▶ **Stated problem**:
In the material below, change every instance of "y-tick-label" to "y-axis-label" and reproduce each line with all other text untouched.

═══ Data for processing

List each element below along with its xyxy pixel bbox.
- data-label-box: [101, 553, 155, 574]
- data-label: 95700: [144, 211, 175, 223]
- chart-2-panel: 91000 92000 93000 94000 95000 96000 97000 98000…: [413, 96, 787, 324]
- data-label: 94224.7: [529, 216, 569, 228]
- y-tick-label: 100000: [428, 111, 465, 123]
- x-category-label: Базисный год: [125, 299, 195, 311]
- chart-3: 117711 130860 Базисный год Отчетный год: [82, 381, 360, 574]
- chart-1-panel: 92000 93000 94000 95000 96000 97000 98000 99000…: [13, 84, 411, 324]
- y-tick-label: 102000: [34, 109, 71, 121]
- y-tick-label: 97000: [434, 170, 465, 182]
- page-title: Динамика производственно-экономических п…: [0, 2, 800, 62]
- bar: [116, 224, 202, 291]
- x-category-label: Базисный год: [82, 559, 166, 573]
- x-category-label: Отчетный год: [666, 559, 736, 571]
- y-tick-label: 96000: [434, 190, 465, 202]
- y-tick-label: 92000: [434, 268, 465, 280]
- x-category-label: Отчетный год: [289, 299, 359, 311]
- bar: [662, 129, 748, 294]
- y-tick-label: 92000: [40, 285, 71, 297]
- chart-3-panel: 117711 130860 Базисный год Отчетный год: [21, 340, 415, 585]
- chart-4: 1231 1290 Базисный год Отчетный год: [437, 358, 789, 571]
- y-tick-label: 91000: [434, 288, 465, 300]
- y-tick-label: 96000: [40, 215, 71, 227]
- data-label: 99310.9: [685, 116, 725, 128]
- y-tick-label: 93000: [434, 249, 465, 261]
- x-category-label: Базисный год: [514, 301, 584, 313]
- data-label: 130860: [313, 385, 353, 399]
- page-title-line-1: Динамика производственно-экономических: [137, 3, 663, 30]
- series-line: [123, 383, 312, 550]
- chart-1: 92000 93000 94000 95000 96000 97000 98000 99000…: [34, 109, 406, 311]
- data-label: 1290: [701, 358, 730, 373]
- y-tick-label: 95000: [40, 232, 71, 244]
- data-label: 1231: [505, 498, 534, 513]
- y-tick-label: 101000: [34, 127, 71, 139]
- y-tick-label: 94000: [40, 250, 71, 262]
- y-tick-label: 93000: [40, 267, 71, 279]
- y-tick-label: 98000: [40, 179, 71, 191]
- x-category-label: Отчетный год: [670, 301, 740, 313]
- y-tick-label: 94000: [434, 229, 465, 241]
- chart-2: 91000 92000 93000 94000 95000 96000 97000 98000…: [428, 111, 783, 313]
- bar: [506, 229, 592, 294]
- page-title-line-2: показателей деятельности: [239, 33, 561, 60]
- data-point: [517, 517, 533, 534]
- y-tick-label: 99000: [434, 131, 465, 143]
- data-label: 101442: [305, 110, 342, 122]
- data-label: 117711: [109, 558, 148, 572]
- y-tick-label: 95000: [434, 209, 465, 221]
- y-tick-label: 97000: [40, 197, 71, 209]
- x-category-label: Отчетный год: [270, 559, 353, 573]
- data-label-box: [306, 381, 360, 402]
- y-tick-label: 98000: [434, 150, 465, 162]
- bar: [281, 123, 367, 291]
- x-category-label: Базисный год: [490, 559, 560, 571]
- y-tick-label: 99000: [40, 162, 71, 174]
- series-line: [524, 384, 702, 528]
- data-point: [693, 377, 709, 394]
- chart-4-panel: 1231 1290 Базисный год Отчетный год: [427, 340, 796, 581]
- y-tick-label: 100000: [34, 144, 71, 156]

══════

▶ **Expected output**:
List each element below along with its xyxy pixel bbox.
- data-label-box: [101, 553, 155, 574]
- data-label: 95700: [144, 211, 175, 223]
- chart-2-panel: 91000 92000 93000 94000 95000 96000 97000 98000…: [413, 96, 787, 324]
- data-label: 94224.7: [529, 216, 569, 228]
- y-axis-label: 100000: [428, 111, 465, 123]
- x-category-label: Базисный год: [125, 299, 195, 311]
- chart-3: 117711 130860 Базисный год Отчетный год: [82, 381, 360, 574]
- chart-1-panel: 92000 93000 94000 95000 96000 97000 98000 99000…: [13, 84, 411, 324]
- y-axis-label: 102000: [34, 109, 71, 121]
- y-axis-label: 97000: [434, 170, 465, 182]
- page-title: Динамика производственно-экономических п…: [0, 2, 800, 62]
- bar: [116, 224, 202, 291]
- x-category-label: Базисный год: [82, 559, 166, 573]
- x-category-label: Отчетный год: [666, 559, 736, 571]
- y-axis-label: 96000: [434, 190, 465, 202]
- y-axis-label: 92000: [434, 268, 465, 280]
- x-category-label: Отчетный год: [289, 299, 359, 311]
- bar: [662, 129, 748, 294]
- y-axis-label: 92000: [40, 285, 71, 297]
- chart-3-panel: 117711 130860 Базисный год Отчетный год: [21, 340, 415, 585]
- chart-4: 1231 1290 Базисный год Отчетный год: [437, 358, 789, 571]
- y-axis-label: 91000: [434, 288, 465, 300]
- y-axis-label: 96000: [40, 215, 71, 227]
- data-label: 99310.9: [685, 116, 725, 128]
- y-axis-label: 93000: [434, 249, 465, 261]
- x-category-label: Базисный год: [514, 301, 584, 313]
- data-label: 130860: [313, 385, 353, 399]
- page-title-line-1: Динамика производственно-экономических: [137, 3, 663, 30]
- series-line: [123, 383, 312, 550]
- chart-1: 92000 93000 94000 95000 96000 97000 98000 99000…: [34, 109, 406, 311]
- data-label: 1290: [701, 358, 730, 373]
- y-axis-label: 95000: [40, 232, 71, 244]
- data-label: 1231: [505, 498, 534, 513]
- y-axis-label: 101000: [34, 127, 71, 139]
- y-axis-label: 94000: [40, 250, 71, 262]
- y-axis-label: 93000: [40, 267, 71, 279]
- y-axis-label: 98000: [40, 179, 71, 191]
- x-category-label: Отчетный год: [670, 301, 740, 313]
- y-axis-label: 94000: [434, 229, 465, 241]
- chart-2: 91000 92000 93000 94000 95000 96000 97000 98000…: [428, 111, 783, 313]
- bar: [506, 229, 592, 294]
- page-title-line-2: показателей деятельности: [239, 33, 561, 60]
- data-point: [517, 517, 533, 534]
- y-axis-label: 99000: [434, 131, 465, 143]
- data-label: 101442: [305, 110, 342, 122]
- data-label: 117711: [109, 558, 148, 572]
- y-axis-label: 95000: [434, 209, 465, 221]
- y-axis-label: 97000: [40, 197, 71, 209]
- x-category-label: Отчетный год: [270, 559, 353, 573]
- data-label-box: [306, 381, 360, 402]
- y-axis-label: 98000: [434, 150, 465, 162]
- bar: [281, 123, 367, 291]
- x-category-label: Базисный год: [490, 559, 560, 571]
- y-axis-label: 99000: [40, 162, 71, 174]
- series-line: [524, 384, 702, 528]
- data-point: [693, 377, 709, 394]
- chart-4-panel: 1231 1290 Базисный год Отчетный год: [427, 340, 796, 581]
- y-axis-label: 100000: [34, 144, 71, 156]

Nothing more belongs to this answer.